• Task requirements: Reproduce each of the lines word for word.

* Begin *

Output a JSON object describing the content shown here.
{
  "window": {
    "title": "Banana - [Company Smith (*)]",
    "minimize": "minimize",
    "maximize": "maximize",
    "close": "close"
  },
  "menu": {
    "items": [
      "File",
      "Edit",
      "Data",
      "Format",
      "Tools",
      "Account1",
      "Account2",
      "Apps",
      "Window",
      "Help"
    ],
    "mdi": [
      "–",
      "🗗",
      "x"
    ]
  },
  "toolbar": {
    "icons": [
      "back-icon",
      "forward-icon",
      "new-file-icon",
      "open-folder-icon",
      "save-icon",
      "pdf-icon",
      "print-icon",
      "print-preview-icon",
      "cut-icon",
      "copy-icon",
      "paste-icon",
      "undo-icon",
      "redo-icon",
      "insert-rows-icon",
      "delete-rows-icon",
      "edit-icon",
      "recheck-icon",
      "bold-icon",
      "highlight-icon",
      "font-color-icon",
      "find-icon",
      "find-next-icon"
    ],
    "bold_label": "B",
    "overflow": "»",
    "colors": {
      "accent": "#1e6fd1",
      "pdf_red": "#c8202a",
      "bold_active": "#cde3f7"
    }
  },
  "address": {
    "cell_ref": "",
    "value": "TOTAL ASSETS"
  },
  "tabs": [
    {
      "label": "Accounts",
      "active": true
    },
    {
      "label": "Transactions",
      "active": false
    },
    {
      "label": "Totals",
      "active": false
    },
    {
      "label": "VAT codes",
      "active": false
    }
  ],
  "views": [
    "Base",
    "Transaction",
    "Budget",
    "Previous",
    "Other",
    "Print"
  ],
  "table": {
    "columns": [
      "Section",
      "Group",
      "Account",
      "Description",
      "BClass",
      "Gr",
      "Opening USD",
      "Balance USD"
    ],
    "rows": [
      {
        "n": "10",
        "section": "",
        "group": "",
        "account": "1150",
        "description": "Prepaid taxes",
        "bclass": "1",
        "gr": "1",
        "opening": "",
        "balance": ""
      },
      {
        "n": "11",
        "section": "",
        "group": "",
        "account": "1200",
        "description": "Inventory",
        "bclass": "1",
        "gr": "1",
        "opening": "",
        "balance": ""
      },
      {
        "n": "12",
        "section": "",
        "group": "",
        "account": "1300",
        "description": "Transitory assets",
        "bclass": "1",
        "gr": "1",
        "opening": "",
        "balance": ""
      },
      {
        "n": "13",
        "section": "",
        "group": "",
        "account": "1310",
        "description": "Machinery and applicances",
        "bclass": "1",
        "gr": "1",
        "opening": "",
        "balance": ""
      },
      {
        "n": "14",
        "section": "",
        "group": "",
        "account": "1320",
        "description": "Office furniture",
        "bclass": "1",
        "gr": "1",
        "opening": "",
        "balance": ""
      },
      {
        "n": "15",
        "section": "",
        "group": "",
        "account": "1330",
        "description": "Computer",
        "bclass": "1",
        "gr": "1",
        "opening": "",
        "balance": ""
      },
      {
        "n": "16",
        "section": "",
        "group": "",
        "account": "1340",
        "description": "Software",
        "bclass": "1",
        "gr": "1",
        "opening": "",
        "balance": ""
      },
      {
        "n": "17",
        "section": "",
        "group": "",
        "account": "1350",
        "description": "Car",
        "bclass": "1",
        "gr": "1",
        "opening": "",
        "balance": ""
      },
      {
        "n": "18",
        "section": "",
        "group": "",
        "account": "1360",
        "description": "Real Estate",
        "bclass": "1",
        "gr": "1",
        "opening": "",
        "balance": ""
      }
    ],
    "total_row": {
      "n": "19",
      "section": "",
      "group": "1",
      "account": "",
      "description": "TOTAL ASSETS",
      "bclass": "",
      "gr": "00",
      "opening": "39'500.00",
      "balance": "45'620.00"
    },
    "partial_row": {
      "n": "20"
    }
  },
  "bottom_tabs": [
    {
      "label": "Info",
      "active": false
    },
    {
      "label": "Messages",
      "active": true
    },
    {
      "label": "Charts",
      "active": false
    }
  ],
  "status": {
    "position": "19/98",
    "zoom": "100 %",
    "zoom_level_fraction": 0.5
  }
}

* End *

• Written answer:
Output a JSON object describing the content shown here.
{
  "window": {
    "title": "Banana - [Company Smith (*)]",
    "minimize": "minimize",
    "maximize": "maximize",
    "close": "close"
  },
  "menu": {
    "items": [
      "File",
      "Edit",
      "Data",
      "Format",
      "Tools",
      "Account1",
      "Account2",
      "Apps",
      "Window",
      "Help"
    ],
    "mdi": [
      "–",
      "🗗",
      "x"
    ]
  },
  "toolbar": {
    "icons": [
      "back-icon",
      "forward-icon",
      "new-file-icon",
      "open-folder-icon",
      "save-icon",
      "pdf-icon",
      "print-icon",
      "print-preview-icon",
      "cut-icon",
      "copy-icon",
      "paste-icon",
      "undo-icon",
      "redo-icon",
      "insert-rows-icon",
      "delete-rows-icon",
      "edit-icon",
      "recheck-icon",
      "bold-icon",
      "highlight-icon",
      "font-color-icon",
      "find-icon",
      "find-next-icon"
    ],
    "bold_label": "B",
    "overflow": "»",
    "colors": {
      "accent": "#1e6fd1",
      "pdf_red": "#c8202a",
      "bold_active": "#cde3f7"
    }
  },
  "address": {
    "cell_ref": "",
    "value": "TOTAL ASSETS"
  },
  "tabs": [
    {
      "label": "Accounts",
      "active": true
    },
    {
      "label": "Transactions",
      "active": false
    },
    {
      "label": "Totals",
      "active": false
    },
    {
      "label": "VAT codes",
      "active": false
    }
  ],
  "views": [
    "Base",
    "Transaction",
    "Budget",
    "Previous",
    "Other",
    "Print"
  ],
  "table": {
    "columns": [
      "Section",
      "Group",
      "Account",
      "Description",
      "BClass",
      "Gr",
      "Opening USD",
      "Balance USD"
    ],
    "rows": [
      {
        "n": "10",
        "section": "",
        "group": "",
        "account": "1150",
        "description": "Prepaid taxes",
        "bclass": "1",
        "gr": "1",
        "opening": "",
        "balance": ""
      },
      {
        "n": "11",
        "section": "",
        "group": "",
        "account": "1200",
        "description": "Inventory",
        "bclass": "1",
        "gr": "1",
        "opening": "",
        "balance": ""
      },
      {
        "n": "12",
        "section": "",
        "group": "",
        "account": "1300",
        "description": "Transitory assets",
        "bclass": "1",
        "gr": "1",
        "opening": "",
        "balance": ""
      },
      {
        "n": "13",
        "section": "",
        "group": "",
        "account": "1310",
        "description": "Machinery and applicances",
        "bclass": "1",
        "gr": "1",
        "opening": "",
        "balance": ""
      },
      {
        "n": "14",
        "section": "",
        "group": "",
        "account": "1320",
        "description": "Office furniture",
        "bclass": "1",
        "gr": "1",
        "opening": "",
        "balance": ""
      },
      {
        "n": "15",
        "section": "",
        "group": "",
        "account": "1330",
        "description": "Computer",
        "bclass": "1",
        "gr": "1",
        "opening": "",
        "balance": ""
      },
      {
        "n": "16",
        "section": "",
        "group": "",
        "account": "1340",
        "description": "Software",
        "bclass": "1",
        "gr": "1",
        "opening": "",
        "balance": ""
      },
      {
        "n": "17",
        "section": "",
        "group": "",
        "account": "1350",
        "description": "Car",
        "bclass": "1",
        "gr": "1",
        "opening": "",
        "balance": ""
      },
      {
        "n": "18",
        "section": "",
        "group": "",
        "account": "1360",
        "description": "Real Estate",
        "bclass": "1",
        "gr": "1",
        "opening": "",
        "balance": ""
      }
    ],
    "total_row": {
      "n": "19",
      "section": "",
      "group": "1",
      "account": "",
      "description": "TOTAL ASSETS",
      "bclass": "",
      "gr": "00",
      "opening": "39'500.00",
      "balance": "45'620.00"
    },
    "partial_row": {
      "n": "20"
    }
  },
  "bottom_tabs": [
    {
      "label": "Info",
      "active": false
    },
    {
      "label": "Messages",
      "active": true
    },
    {
      "label": "Charts",
      "active": false
    }
  ],
  "status": {
    "position": "19/98",
    "zoom": "100 %",
    "zoom_level_fraction": 0.5
  }
}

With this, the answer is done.